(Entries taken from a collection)

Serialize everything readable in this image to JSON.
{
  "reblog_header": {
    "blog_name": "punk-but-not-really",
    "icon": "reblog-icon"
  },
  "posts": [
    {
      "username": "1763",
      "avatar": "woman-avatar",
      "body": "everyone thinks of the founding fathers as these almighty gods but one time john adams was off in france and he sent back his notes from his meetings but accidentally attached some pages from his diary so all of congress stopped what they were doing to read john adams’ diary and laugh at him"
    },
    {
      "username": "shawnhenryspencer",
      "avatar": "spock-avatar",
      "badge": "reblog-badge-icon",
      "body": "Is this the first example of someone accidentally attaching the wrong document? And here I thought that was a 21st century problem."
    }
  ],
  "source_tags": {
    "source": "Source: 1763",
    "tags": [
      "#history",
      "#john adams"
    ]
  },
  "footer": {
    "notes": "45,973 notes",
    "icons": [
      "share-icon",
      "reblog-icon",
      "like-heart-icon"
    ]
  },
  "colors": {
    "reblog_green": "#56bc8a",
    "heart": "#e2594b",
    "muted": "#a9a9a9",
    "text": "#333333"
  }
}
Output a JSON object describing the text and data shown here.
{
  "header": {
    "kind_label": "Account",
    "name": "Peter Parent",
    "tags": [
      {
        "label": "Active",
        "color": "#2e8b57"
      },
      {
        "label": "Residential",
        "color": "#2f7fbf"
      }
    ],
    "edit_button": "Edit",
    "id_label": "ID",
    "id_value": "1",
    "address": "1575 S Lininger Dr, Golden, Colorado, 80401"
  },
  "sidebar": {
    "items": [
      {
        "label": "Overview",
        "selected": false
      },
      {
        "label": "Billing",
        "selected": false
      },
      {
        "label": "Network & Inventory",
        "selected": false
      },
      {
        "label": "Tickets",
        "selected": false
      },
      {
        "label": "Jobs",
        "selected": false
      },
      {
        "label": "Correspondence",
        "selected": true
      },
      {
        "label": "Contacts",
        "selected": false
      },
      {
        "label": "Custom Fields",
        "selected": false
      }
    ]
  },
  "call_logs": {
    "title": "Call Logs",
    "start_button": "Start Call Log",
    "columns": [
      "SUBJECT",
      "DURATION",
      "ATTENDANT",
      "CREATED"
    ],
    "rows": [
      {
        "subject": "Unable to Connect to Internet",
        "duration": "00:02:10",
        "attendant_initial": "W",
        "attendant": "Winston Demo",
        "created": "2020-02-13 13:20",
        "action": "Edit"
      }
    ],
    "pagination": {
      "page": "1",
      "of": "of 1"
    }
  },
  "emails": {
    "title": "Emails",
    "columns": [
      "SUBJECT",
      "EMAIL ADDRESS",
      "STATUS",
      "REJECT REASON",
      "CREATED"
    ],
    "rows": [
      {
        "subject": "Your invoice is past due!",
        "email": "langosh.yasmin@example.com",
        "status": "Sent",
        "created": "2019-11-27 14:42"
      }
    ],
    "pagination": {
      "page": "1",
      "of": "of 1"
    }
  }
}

__Work required__. Extract every line from the records above that contains the word "text".

__Finished task__.
    "text": "#333333"
Output a JSON object describing the text and data shown here.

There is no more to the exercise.